Problem to work on: Find the string "PORCENTAJE" in the listing and report every line that has it.

==========

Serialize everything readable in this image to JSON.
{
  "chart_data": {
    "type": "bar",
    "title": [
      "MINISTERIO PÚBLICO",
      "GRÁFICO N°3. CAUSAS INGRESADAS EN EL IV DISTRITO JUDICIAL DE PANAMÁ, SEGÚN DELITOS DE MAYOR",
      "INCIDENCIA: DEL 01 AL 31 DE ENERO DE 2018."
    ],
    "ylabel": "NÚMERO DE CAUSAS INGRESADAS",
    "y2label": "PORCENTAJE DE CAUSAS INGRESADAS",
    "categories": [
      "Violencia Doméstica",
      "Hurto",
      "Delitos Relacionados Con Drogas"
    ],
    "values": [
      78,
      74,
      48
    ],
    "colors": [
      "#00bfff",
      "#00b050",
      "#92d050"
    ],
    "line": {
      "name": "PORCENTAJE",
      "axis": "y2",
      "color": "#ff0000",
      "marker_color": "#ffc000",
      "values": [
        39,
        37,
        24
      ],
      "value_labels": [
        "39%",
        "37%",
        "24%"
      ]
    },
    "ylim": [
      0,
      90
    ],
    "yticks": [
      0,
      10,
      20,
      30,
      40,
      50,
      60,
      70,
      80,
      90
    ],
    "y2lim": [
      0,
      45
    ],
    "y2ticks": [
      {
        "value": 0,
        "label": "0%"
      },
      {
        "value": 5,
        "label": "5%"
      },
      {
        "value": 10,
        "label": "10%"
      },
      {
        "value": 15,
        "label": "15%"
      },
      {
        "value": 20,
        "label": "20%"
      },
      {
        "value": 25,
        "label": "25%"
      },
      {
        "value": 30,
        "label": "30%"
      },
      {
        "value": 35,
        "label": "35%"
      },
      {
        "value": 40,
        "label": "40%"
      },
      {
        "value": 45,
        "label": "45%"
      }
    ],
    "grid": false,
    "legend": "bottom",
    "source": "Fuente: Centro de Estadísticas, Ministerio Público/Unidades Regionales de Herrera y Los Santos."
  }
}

==========

Completed task:
    "y2label": "PORCENTAJE DE CAUSAS INGRESADAS",
      "name": "PORCENTAJE",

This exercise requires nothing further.